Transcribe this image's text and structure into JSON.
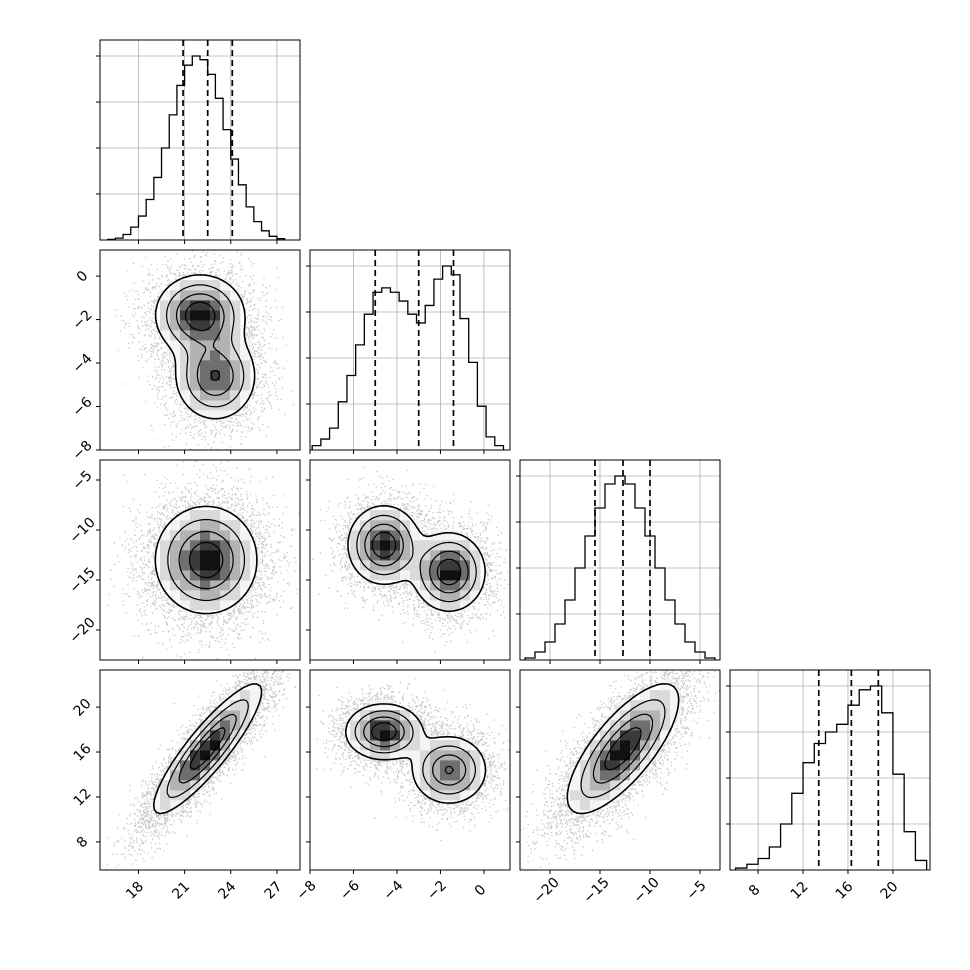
{
  "chart_data": {
    "type": "corner",
    "grid": true,
    "quantile_lines": "dashed",
    "parameters": [
      {
        "range": [
          15.5,
          28.5
        ],
        "ticks": [
          18,
          21,
          24,
          27
        ],
        "tick_labels": [
          "18",
          "21",
          "24",
          "27"
        ],
        "quantiles": [
          20.9,
          22.5,
          24.1
        ]
      },
      {
        "range": [
          -8,
          1.2
        ],
        "ticks": [
          -8,
          -6,
          -4,
          -2,
          0
        ],
        "tick_labels": [
          "−8",
          "−6",
          "−4",
          "−2",
          "0"
        ],
        "quantiles": [
          -5.0,
          -3.0,
          -1.4
        ]
      },
      {
        "range": [
          -23,
          -3
        ],
        "ticks": [
          -20,
          -15,
          -10,
          -5
        ],
        "tick_labels": [
          "−20",
          "−15",
          "−10",
          "−5"
        ],
        "quantiles": [
          -15.5,
          -12.7,
          -10.0
        ]
      },
      {
        "range": [
          5.5,
          23.3
        ],
        "ticks": [
          8,
          12,
          16,
          20
        ],
        "tick_labels": [
          "8",
          "12",
          "16",
          "20"
        ],
        "quantiles": [
          13.4,
          16.3,
          18.7
        ]
      }
    ],
    "histograms": [
      {
        "bin_edges": [
          16,
          16.5,
          17,
          17.5,
          18,
          18.5,
          19,
          19.5,
          20,
          20.5,
          21,
          21.5,
          22,
          22.5,
          23,
          23.5,
          24,
          24.5,
          25,
          25.5,
          26,
          26.5,
          27,
          27.5
        ],
        "counts": [
          0.003,
          0.01,
          0.03,
          0.07,
          0.13,
          0.22,
          0.34,
          0.5,
          0.68,
          0.84,
          0.95,
          1.0,
          0.98,
          0.9,
          0.77,
          0.6,
          0.44,
          0.3,
          0.18,
          0.1,
          0.05,
          0.02,
          0.007
        ]
      },
      {
        "bin_edges": [
          -7.9,
          -7.5,
          -7.1,
          -6.7,
          -6.3,
          -5.9,
          -5.5,
          -5.1,
          -4.7,
          -4.3,
          -3.9,
          -3.5,
          -3.1,
          -2.7,
          -2.3,
          -1.9,
          -1.5,
          -1.1,
          -0.7,
          -0.3,
          0.1,
          0.5,
          0.9
        ],
        "counts": [
          0.02,
          0.05,
          0.1,
          0.22,
          0.34,
          0.48,
          0.62,
          0.72,
          0.74,
          0.72,
          0.68,
          0.62,
          0.58,
          0.66,
          0.78,
          0.84,
          0.8,
          0.6,
          0.4,
          0.2,
          0.06,
          0.02
        ]
      },
      {
        "bin_edges": [
          -22.5,
          -21.5,
          -20.5,
          -19.5,
          -18.5,
          -17.5,
          -16.5,
          -15.5,
          -14.5,
          -13.5,
          -12.5,
          -11.5,
          -10.5,
          -9.5,
          -8.5,
          -7.5,
          -6.5,
          -5.5,
          -4.5,
          -3.5
        ],
        "counts": [
          0.01,
          0.04,
          0.09,
          0.18,
          0.3,
          0.46,
          0.62,
          0.76,
          0.88,
          0.92,
          0.88,
          0.76,
          0.62,
          0.46,
          0.3,
          0.18,
          0.09,
          0.04,
          0.01
        ]
      },
      {
        "bin_edges": [
          6,
          7,
          8,
          9,
          10,
          11,
          12,
          13,
          14,
          15,
          16,
          17,
          18,
          19,
          20,
          21,
          22,
          23
        ],
        "counts": [
          0.01,
          0.03,
          0.06,
          0.12,
          0.24,
          0.4,
          0.56,
          0.66,
          0.72,
          0.76,
          0.86,
          0.94,
          0.96,
          0.82,
          0.5,
          0.2,
          0.05
        ]
      }
    ],
    "pairs": [
      {
        "x_param": 0,
        "y_param": 1,
        "modes": [
          {
            "x": 22.0,
            "y": -1.8,
            "sx": 1.4,
            "sy": 0.9,
            "w": 0.55
          },
          {
            "x": 23.0,
            "y": -4.6,
            "sx": 1.3,
            "sy": 1.0,
            "w": 0.45
          }
        ]
      },
      {
        "x_param": 0,
        "y_param": 2,
        "modes": [
          {
            "x": 22.4,
            "y": -13.0,
            "sx": 1.6,
            "sy": 2.6,
            "w": 1.0
          }
        ]
      },
      {
        "x_param": 1,
        "y_param": 2,
        "modes": [
          {
            "x": -4.6,
            "y": -11.5,
            "sx": 0.8,
            "sy": 1.9,
            "w": 0.5
          },
          {
            "x": -1.6,
            "y": -14.2,
            "sx": 0.8,
            "sy": 1.9,
            "w": 0.5
          }
        ]
      },
      {
        "x_param": 0,
        "y_param": 3,
        "modes": [
          {
            "x": 22.5,
            "y": 16.3,
            "sx": 1.7,
            "sy": 2.8,
            "rho": 0.88,
            "w": 1.0
          }
        ]
      },
      {
        "x_param": 1,
        "y_param": 3,
        "modes": [
          {
            "x": -4.6,
            "y": 17.8,
            "sx": 0.85,
            "sy": 1.2,
            "w": 0.55
          },
          {
            "x": -1.6,
            "y": 14.4,
            "sx": 0.85,
            "sy": 1.5,
            "w": 0.45
          }
        ]
      },
      {
        "x_param": 2,
        "y_param": 3,
        "modes": [
          {
            "x": -12.7,
            "y": 16.3,
            "sx": 2.7,
            "sy": 2.8,
            "rho": 0.75,
            "w": 1.0
          }
        ]
      }
    ],
    "contour_levels": [
      0.12,
      0.3,
      0.55,
      0.8
    ]
  }
}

# Task objective:
Restate each entry word for word, please, but drop any images it holds.

# Solution for this problem:
Transcribe this image's text and structure into JSON.
{
  "chart_data": {
    "type": "corner",
    "grid": true,
    "quantile_lines": "dashed",
    "parameters": [
      {
        "range": [
          15.5,
          28.5
        ],
        "ticks": [
          18,
          21,
          24,
          27
        ],
        "tick_labels": [
          "18",
          "21",
          "24",
          "27"
        ],
        "quantiles": [
          20.9,
          22.5,
          24.1
        ]
      },
      {
        "range": [
          -8,
          1.2
        ],
        "ticks": [
          -8,
          -6,
          -4,
          -2,
          0
        ],
        "tick_labels": [
          "−8",
          "−6",
          "−4",
          "−2",
          "0"
        ],
        "quantiles": [
          -5.0,
          -3.0,
          -1.4
        ]
      },
      {
        "range": [
          -23,
          -3
        ],
        "ticks": [
          -20,
          -15,
          -10,
          -5
        ],
        "tick_labels": [
          "−20",
          "−15",
          "−10",
          "−5"
        ],
        "quantiles": [
          -15.5,
          -12.7,
          -10.0
        ]
      },
      {
        "range": [
          5.5,
          23.3
        ],
        "ticks": [
          8,
          12,
          16,
          20
        ],
        "tick_labels": [
          "8",
          "12",
          "16",
          "20"
        ],
        "quantiles": [
          13.4,
          16.3,
          18.7
        ]
      }
    ],
    "histograms": [
      {
        "bin_edges": [
          16,
          16.5,
          17,
          17.5,
          18,
          18.5,
          19,
          19.5,
          20,
          20.5,
          21,
          21.5,
          22,
          22.5,
          23,
          23.5,
          24,
          24.5,
          25,
          25.5,
          26,
          26.5,
          27,
          27.5
        ],
        "counts": [
          0.003,
          0.01,
          0.03,
          0.07,
          0.13,
          0.22,
          0.34,
          0.5,
          0.68,
          0.84,
          0.95,
          1.0,
          0.98,
          0.9,
          0.77,
          0.6,
          0.44,
          0.3,
          0.18,
          0.1,
          0.05,
          0.02,
          0.007
        ]
      },
      {
        "bin_edges": [
          -7.9,
          -7.5,
          -7.1,
          -6.7,
          -6.3,
          -5.9,
          -5.5,
          -5.1,
          -4.7,
          -4.3,
          -3.9,
          -3.5,
          -3.1,
          -2.7,
          -2.3,
          -1.9,
          -1.5,
          -1.1,
          -0.7,
          -0.3,
          0.1,
          0.5,
          0.9
        ],
        "counts": [
          0.02,
          0.05,
          0.1,
          0.22,
          0.34,
          0.48,
          0.62,
          0.72,
          0.74,
          0.72,
          0.68,
          0.62,
          0.58,
          0.66,
          0.78,
          0.84,
          0.8,
          0.6,
          0.4,
          0.2,
          0.06,
          0.02
        ]
      },
      {
        "bin_edges": [
          -22.5,
          -21.5,
          -20.5,
          -19.5,
          -18.5,
          -17.5,
          -16.5,
          -15.5,
          -14.5,
          -13.5,
          -12.5,
          -11.5,
          -10.5,
          -9.5,
          -8.5,
          -7.5,
          -6.5,
          -5.5,
          -4.5,
          -3.5
        ],
        "counts": [
          0.01,
          0.04,
          0.09,
          0.18,
          0.3,
          0.46,
          0.62,
          0.76,
          0.88,
          0.92,
          0.88,
          0.76,
          0.62,
          0.46,
          0.3,
          0.18,
          0.09,
          0.04,
          0.01
        ]
      },
      {
        "bin_edges": [
          6,
          7,
          8,
          9,
          10,
          11,
          12,
          13,
          14,
          15,
          16,
          17,
          18,
          19,
          20,
          21,
          22,
          23
        ],
        "counts": [
          0.01,
          0.03,
          0.06,
          0.12,
          0.24,
          0.4,
          0.56,
          0.66,
          0.72,
          0.76,
          0.86,
          0.94,
          0.96,
          0.82,
          0.5,
          0.2,
          0.05
        ]
      }
    ],
    "pairs": [
      {
        "x_param": 0,
        "y_param": 1,
        "modes": [
          {
            "x": 22.0,
            "y": -1.8,
            "sx": 1.4,
            "sy": 0.9,
            "w": 0.55
          },
          {
            "x": 23.0,
            "y": -4.6,
            "sx": 1.3,
            "sy": 1.0,
            "w": 0.45
          }
        ]
      },
      {
        "x_param": 0,
        "y_param": 2,
        "modes": [
          {
            "x": 22.4,
            "y": -13.0,
            "sx": 1.6,
            "sy": 2.6,
            "w": 1.0
          }
        ]
      },
      {
        "x_param": 1,
        "y_param": 2,
        "modes": [
          {
            "x": -4.6,
            "y": -11.5,
            "sx": 0.8,
            "sy": 1.9,
            "w": 0.5
          },
          {
            "x": -1.6,
            "y": -14.2,
            "sx": 0.8,
            "sy": 1.9,
            "w": 0.5
          }
        ]
      },
      {
        "x_param": 0,
        "y_param": 3,
        "modes": [
          {
            "x": 22.5,
            "y": 16.3,
            "sx": 1.7,
            "sy": 2.8,
            "rho": 0.88,
            "w": 1.0
          }
        ]
      },
      {
        "x_param": 1,
        "y_param": 3,
        "modes": [
          {
            "x": -4.6,
            "y": 17.8,
            "sx": 0.85,
            "sy": 1.2,
            "w": 0.55
          },
          {
            "x": -1.6,
            "y": 14.4,
            "sx": 0.85,
            "sy": 1.5,
            "w": 0.45
          }
        ]
      },
      {
        "x_param": 2,
        "y_param": 3,
        "modes": [
          {
            "x": -12.7,
            "y": 16.3,
            "sx": 2.7,
            "sy": 2.8,
            "rho": 0.75,
            "w": 1.0
          }
        ]
      }
    ],
    "contour_levels": [
      0.12,
      0.3,
      0.55,
      0.8
    ]
  }
}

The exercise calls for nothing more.